** START DATA LISTING **

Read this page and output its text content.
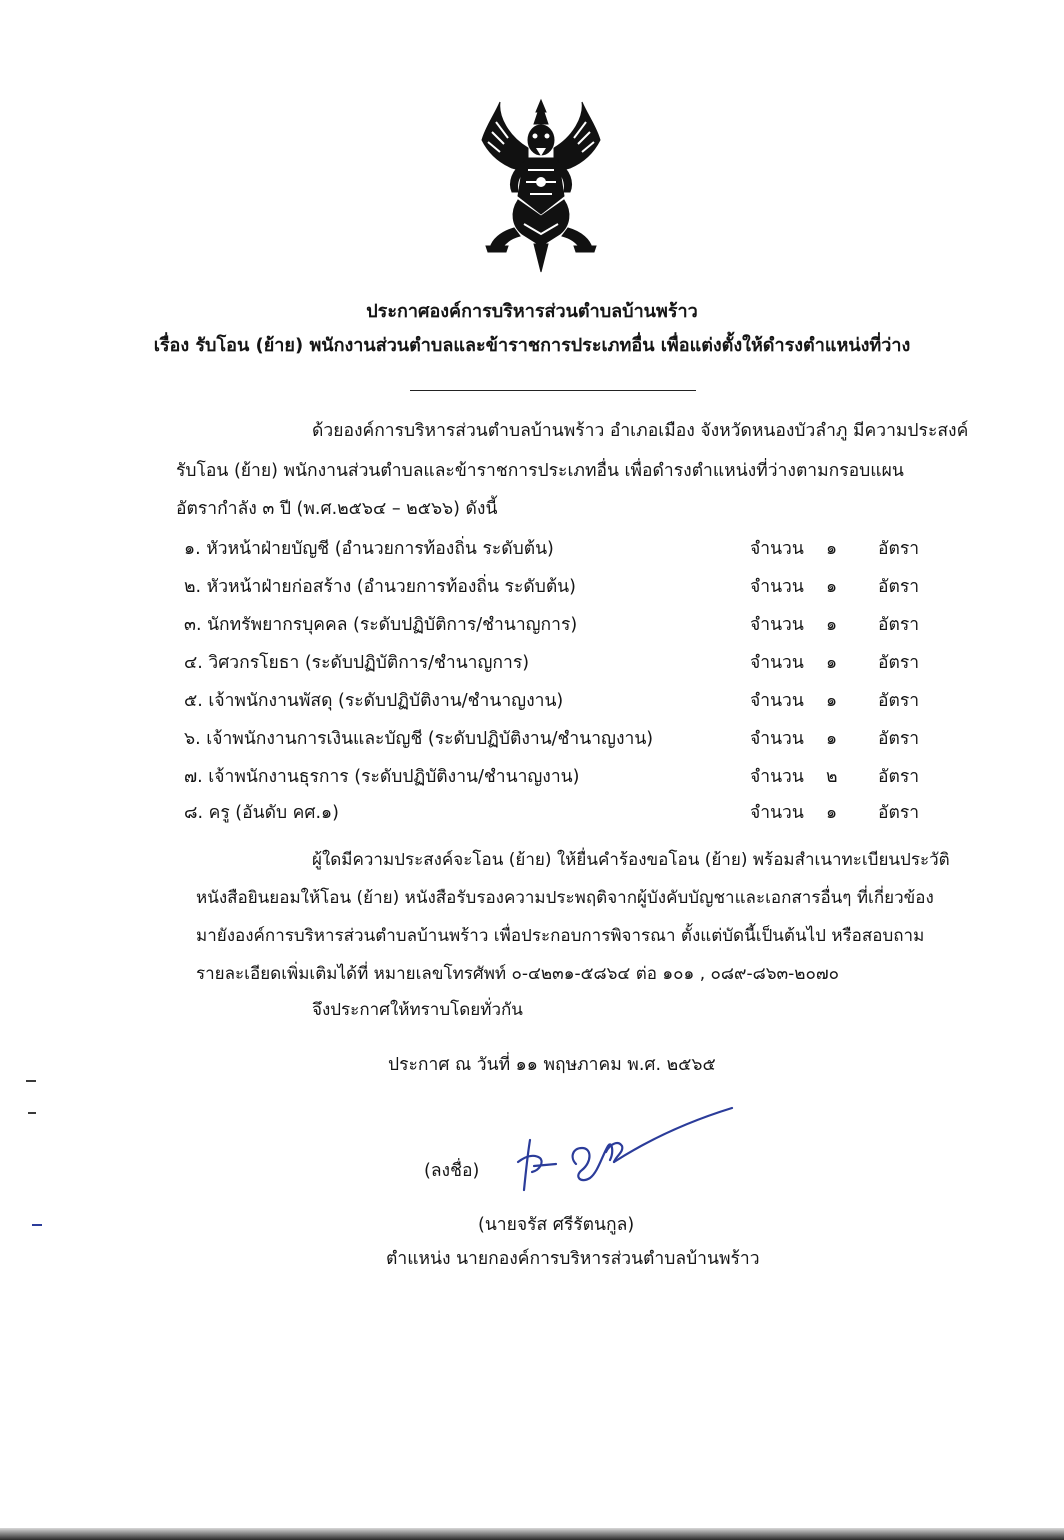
ประกาศองค์การบริหารส่วนตำบลบ้านพร้าว
เรื่อง รับโอน (ย้าย) พนักงานส่วนตำบลและข้าราชการประเภทอื่น เพื่อแต่งตั้งให้ดำรงตำแหน่งที่ว่าง
ด้วยองค์การบริหารส่วนตำบลบ้านพร้าว อำเภอเมือง จังหวัดหนองบัวลำภู มีความประสงค์
รับโอน (ย้าย) พนักงานส่วนตำบลและข้าราชการประเภทอื่น เพื่อดำรงตำแหน่งที่ว่างตามกรอบแผน
อัตรากำลัง ๓ ปี (พ.ศ.๒๕๖๔ – ๒๕๖๖) ดังนี้
๑. หัวหน้าฝ่ายบัญชี (อำนวยการท้องถิ่น ระดับต้น)	จำนวน ๑ อัตรา
๒. หัวหน้าฝ่ายก่อสร้าง (อำนวยการท้องถิ่น ระดับต้น)	จำนวน ๑ อัตรา
๓. นักทรัพยากรบุคคล (ระดับปฏิบัติการ/ชำนาญการ)	จำนวน ๑ อัตรา
๔. วิศวกรโยธา (ระดับปฏิบัติการ/ชำนาญการ)	จำนวน ๑ อัตรา
๕. เจ้าพนักงานพัสดุ (ระดับปฏิบัติงาน/ชำนาญงาน)	จำนวน ๑ อัตรา
๖. เจ้าพนักงานการเงินและบัญชี (ระดับปฏิบัติงาน/ชำนาญงาน)	จำนวน ๑ อัตรา
๗. เจ้าพนักงานธุรการ (ระดับปฏิบัติงาน/ชำนาญงาน)	จำนวน ๒ อัตรา
๘. ครู (อันดับ คศ.๑)	จำนวน ๑ อัตรา
ผู้ใดมีความประสงค์จะโอน (ย้าย) ให้ยื่นคำร้องขอโอน (ย้าย) พร้อมสำเนาทะเบียนประวัติ
หนังสือยินยอมให้โอน (ย้าย) หนังสือรับรองความประพฤติจากผู้บังคับบัญชาและเอกสารอื่นๆ ที่เกี่ยวข้อง
มายังองค์การบริหารส่วนตำบลบ้านพร้าว เพื่อประกอบการพิจารณา ตั้งแต่บัดนี้เป็นต้นไป หรือสอบถาม
รายละเอียดเพิ่มเติมได้ที่ หมายเลขโทรศัพท์ ๐-๔๒๓๑-๕๘๖๔ ต่อ ๑๐๑ , ๐๘๙-๘๖๓-๒๐๗๐
จึงประกาศให้ทราบโดยทั่วกัน
ประกาศ ณ วันที่ ๑๑ พฤษภาคม พ.ศ. ๒๕๖๕
(ลงชื่อ)
(นายจรัส ศรีรัตนกูล)
ตำแหน่ง นายกองค์การบริหารส่วนตำบลบ้านพร้าว
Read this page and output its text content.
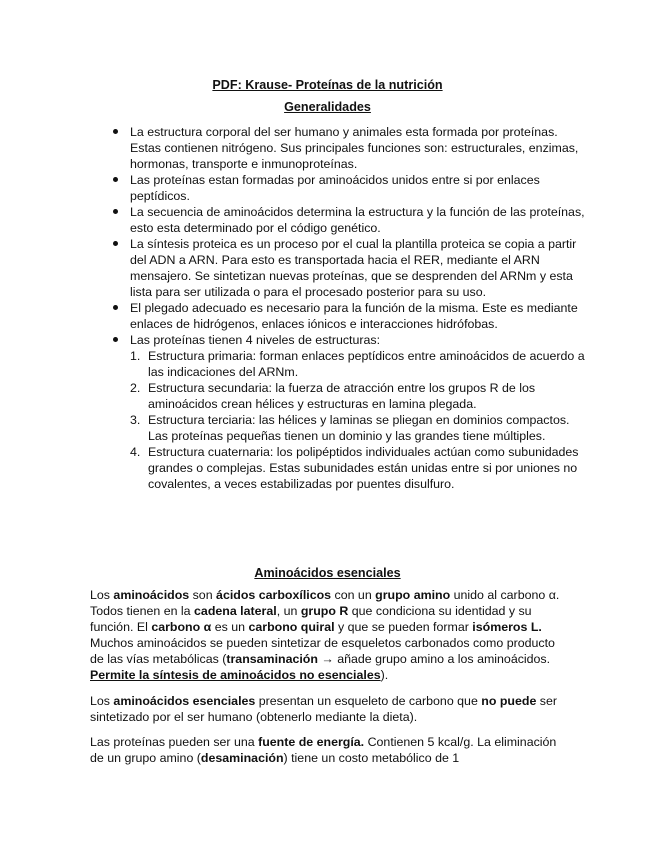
PDF: Krause- Proteínas de la nutrición
Generalidades
La estructura corporal del ser humano y animales esta formada por proteínas. Estas contienen nitrógeno. Sus principales funciones son: estructurales, enzimas, hormonas, transporte e inmunoproteínas.
Las proteínas estan formadas por aminoácidos unidos entre si por enlaces peptídicos.
La secuencia de aminoácidos determina la estructura y la función de las proteínas, esto esta determinado por el código genético.
La síntesis proteica es un proceso por el cual la plantilla proteica se copia a partir del ADN a ARN. Para esto es transportada hacia el RER, mediante el ARN mensajero. Se sintetizan nuevas proteínas, que se desprenden del ARNm y esta lista para ser utilizada o para el procesado posterior para su uso.
El plegado adecuado es necesario para la función de la misma. Este es mediante enlaces de hidrógenos, enlaces iónicos e interacciones hidrófobas.
Las proteínas tienen 4 niveles de estructuras:
1. Estructura primaria: forman enlaces peptídicos entre aminoácidos de acuerdo a las indicaciones del ARNm.
2. Estructura secundaria: la fuerza de atracción entre los grupos R de los aminoácidos crean hélices y estructuras en lamina plegada.
3. Estructura terciaria: las hélices y laminas se pliegan en dominios compactos. Las proteínas pequeñas tienen un dominio y las grandes tiene múltiples.
4. Estructura cuaternaria: los polipéptidos individuales actúan como subunidades grandes o complejas. Estas subunidades están unidas entre si por uniones no covalentes, a veces estabilizadas por puentes disulfuro.
Aminoácidos esenciales

Los aminoácidos son ácidos carboxílicos con un grupo amino unido al carbono α. Todos tienen en la cadena lateral, un grupo R que condiciona su identidad y su función. El carbono α es un carbono quiral y que se pueden formar isómeros L. Muchos aminoácidos se pueden sintetizar de esqueletos carbonados como producto de las vías metabólicas (transaminación → añade grupo amino a los aminoácidos. Permite la síntesis de aminoácidos no esenciales).

Los aminoácidos esenciales presentan un esqueleto de carbono que no puede ser sintetizado por el ser humano (obtenerlo mediante la dieta).

Las proteínas pueden ser una fuente de energía. Contienen 5 kcal/g. La eliminación de un grupo amino (desaminación) tiene un costo metabólico de 1
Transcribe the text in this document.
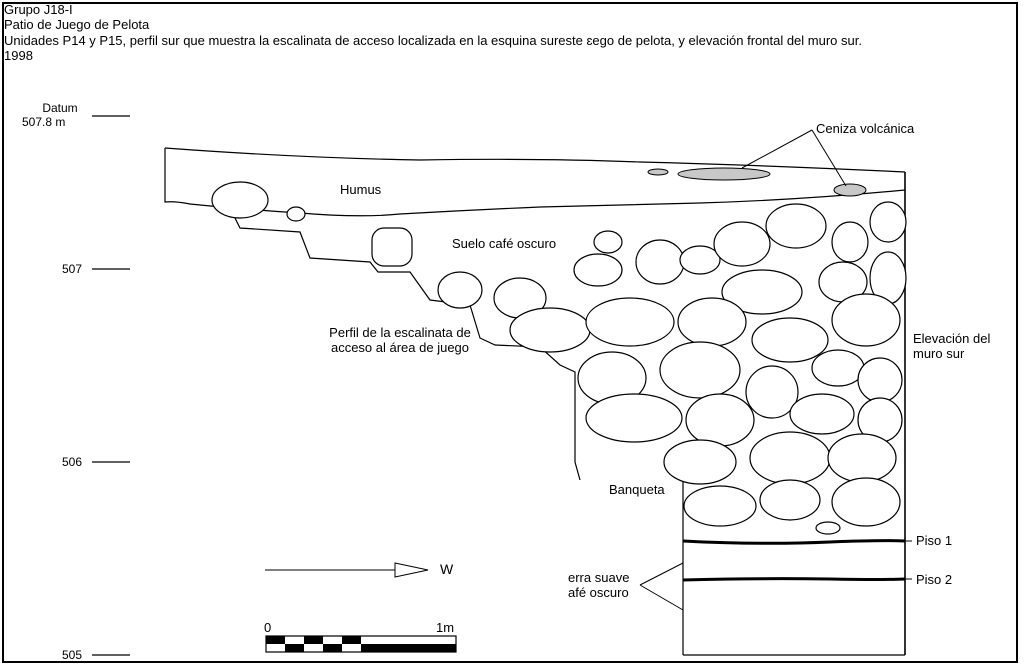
Grupo J18-I
Patio de Juego de Pelota
Unidades P14 y P15, perfil sur que muestra la escalinata de acceso localizada en la esquina sureste ɛego de pelota, y elevación frontal del muro sur.
1998
Datum
507.8 m
507
506
505
Humus
Suelo café oscuro
Ceniza volcánica
Perfil de la escalinata de
acceso al área de juego
Elevación del
muro sur
Banqueta
Piso 1
Piso 2
erra suave
afé oscuro
W
0	1m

** END DATA LISTING **

• **PROBLEM DETAILS**: The lines to be extracted begin at the line containing "Transcribe the text in this document." and continue through the final line of the material above, both ends included. Reproduce them exactly, without the pictures.

• **RESPONSE TO THIS TASK**:
Transcribe the text in this document.
Grupo J18-I
Patio de Juego de Pelota
Unidades P14 y P15, perfil sur que muestra la escalinata de acceso localizada en la esquina sureste ɛego de pelota, y elevación frontal del muro sur.
1998
Datum
507.8 m
507
506
505
Humus
Suelo café oscuro
Ceniza volcánica
Perfil de la escalinata de
acceso al área de juego
Elevación del
muro sur
Banqueta
Piso 1
Piso 2
erra suave
afé oscuro
W
0	1m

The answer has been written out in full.